— START OF Information provided —
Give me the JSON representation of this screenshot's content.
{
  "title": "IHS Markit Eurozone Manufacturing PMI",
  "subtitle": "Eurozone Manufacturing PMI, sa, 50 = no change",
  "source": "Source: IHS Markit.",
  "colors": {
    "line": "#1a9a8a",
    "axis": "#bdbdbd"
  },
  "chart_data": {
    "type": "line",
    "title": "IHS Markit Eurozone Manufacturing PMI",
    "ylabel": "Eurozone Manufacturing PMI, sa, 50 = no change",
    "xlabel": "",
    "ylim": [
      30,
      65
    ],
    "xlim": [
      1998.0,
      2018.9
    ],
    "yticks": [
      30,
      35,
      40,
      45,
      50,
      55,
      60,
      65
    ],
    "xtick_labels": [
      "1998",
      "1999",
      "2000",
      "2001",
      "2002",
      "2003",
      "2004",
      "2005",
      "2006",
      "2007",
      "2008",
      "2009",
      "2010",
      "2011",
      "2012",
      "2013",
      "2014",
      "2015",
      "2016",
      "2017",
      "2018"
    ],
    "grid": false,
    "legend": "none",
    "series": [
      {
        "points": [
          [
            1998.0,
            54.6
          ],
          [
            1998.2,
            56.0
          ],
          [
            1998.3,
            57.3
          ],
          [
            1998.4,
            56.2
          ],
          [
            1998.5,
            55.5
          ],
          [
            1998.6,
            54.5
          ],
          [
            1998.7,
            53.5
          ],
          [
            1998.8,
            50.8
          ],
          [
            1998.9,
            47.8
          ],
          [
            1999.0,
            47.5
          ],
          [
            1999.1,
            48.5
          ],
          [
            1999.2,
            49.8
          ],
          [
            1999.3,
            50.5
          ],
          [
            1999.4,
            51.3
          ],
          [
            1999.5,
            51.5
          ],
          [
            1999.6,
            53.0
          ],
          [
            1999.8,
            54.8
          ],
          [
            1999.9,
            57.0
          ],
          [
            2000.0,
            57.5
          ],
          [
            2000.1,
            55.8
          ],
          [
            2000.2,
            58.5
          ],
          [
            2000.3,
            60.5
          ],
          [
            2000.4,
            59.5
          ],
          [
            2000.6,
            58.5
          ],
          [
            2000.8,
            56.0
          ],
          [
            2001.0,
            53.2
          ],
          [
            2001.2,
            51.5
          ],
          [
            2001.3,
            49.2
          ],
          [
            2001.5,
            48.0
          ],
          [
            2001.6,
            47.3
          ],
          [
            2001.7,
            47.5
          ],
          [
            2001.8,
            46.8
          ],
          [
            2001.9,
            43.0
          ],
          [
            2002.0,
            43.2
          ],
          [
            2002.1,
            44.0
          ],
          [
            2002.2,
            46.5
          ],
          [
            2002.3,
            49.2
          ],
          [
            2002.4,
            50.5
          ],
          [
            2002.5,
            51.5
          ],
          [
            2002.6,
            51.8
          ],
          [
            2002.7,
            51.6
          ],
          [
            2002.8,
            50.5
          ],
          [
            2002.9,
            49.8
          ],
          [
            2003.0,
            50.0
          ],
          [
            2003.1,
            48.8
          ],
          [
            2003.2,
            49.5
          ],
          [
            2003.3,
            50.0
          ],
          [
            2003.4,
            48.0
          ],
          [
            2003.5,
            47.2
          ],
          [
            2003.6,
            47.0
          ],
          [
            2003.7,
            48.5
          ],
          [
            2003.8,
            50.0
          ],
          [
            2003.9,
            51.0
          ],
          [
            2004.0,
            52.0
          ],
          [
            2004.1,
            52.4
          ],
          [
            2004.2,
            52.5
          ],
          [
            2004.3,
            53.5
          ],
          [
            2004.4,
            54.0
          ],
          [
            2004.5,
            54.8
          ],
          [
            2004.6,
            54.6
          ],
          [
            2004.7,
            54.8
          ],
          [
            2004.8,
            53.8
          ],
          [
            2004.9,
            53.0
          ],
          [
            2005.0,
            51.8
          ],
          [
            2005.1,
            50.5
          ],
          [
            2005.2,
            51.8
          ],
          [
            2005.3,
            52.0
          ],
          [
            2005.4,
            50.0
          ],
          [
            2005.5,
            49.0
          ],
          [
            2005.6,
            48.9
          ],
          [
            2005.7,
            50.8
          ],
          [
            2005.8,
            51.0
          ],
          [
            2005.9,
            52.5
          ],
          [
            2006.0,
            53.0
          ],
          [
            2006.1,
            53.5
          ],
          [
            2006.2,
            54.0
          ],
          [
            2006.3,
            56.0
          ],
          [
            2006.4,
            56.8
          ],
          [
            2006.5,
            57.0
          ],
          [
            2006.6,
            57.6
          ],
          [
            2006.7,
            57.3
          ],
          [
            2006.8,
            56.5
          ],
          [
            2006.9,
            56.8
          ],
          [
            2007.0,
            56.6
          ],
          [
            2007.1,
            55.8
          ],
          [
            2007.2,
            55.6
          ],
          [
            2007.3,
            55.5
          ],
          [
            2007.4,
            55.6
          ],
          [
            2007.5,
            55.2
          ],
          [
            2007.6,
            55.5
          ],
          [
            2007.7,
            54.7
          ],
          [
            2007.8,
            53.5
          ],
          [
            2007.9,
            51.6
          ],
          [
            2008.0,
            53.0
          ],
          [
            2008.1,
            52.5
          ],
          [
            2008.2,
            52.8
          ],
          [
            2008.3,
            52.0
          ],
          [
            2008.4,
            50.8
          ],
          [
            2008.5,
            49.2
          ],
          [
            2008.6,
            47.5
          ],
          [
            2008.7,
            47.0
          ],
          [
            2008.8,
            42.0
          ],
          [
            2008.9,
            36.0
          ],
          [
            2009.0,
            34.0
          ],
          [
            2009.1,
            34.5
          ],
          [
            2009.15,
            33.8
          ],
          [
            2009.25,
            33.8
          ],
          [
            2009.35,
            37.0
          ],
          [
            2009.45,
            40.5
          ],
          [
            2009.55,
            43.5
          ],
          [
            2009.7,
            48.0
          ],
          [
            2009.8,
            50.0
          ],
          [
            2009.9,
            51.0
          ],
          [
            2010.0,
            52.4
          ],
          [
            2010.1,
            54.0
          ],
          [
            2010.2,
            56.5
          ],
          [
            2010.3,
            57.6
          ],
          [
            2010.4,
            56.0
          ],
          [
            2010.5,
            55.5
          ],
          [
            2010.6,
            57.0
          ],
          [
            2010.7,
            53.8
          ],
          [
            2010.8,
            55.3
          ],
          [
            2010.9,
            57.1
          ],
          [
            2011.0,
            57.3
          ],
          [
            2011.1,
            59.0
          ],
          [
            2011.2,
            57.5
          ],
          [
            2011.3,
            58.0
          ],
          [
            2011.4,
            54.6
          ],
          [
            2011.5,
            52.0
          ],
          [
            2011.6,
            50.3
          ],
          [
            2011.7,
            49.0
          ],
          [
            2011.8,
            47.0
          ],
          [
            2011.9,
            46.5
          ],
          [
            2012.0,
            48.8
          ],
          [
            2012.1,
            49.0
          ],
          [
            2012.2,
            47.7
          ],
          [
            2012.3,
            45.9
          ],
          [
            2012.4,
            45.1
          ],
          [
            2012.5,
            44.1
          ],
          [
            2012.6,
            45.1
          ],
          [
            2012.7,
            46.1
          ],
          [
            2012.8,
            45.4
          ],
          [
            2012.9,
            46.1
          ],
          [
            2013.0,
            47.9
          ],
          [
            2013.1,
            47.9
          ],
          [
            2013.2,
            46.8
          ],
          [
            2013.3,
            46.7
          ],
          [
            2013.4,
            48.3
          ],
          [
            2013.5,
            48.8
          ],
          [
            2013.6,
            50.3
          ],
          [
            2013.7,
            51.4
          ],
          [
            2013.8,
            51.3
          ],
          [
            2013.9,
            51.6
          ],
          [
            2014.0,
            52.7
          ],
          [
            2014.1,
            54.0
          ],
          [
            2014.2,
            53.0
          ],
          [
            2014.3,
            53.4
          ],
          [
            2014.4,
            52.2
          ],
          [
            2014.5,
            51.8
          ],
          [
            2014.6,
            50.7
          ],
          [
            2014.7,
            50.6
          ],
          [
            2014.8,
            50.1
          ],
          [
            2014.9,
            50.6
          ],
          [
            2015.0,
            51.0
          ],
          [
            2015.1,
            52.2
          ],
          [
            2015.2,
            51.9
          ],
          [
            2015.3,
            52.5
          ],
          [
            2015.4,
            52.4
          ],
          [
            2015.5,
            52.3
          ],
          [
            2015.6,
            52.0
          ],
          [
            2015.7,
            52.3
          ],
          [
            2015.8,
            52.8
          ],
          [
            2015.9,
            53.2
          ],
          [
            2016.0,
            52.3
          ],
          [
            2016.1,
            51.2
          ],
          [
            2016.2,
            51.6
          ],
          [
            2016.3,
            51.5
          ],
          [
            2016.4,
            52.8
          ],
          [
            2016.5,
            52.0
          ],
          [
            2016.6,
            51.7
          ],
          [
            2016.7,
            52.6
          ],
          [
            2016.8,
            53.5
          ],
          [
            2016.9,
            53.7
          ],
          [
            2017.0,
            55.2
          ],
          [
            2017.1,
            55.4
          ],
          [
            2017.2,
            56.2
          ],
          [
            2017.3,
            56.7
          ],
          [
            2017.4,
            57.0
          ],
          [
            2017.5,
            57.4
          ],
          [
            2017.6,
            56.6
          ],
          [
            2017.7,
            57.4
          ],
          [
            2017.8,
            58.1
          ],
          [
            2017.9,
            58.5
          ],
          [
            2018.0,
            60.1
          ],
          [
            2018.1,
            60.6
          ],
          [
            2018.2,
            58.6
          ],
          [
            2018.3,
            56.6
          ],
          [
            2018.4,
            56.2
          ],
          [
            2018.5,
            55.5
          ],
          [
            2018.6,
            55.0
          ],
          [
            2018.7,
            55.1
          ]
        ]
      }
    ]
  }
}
— END OF Information provided —
* **The problem**
Copy every line in the entries above that has the string "change" in it.

* **Output for this exercise**
  "subtitle": "Eurozone Manufacturing PMI, sa, 50 = no change",
    "ylabel": "Eurozone Manufacturing PMI, sa, 50 = no change",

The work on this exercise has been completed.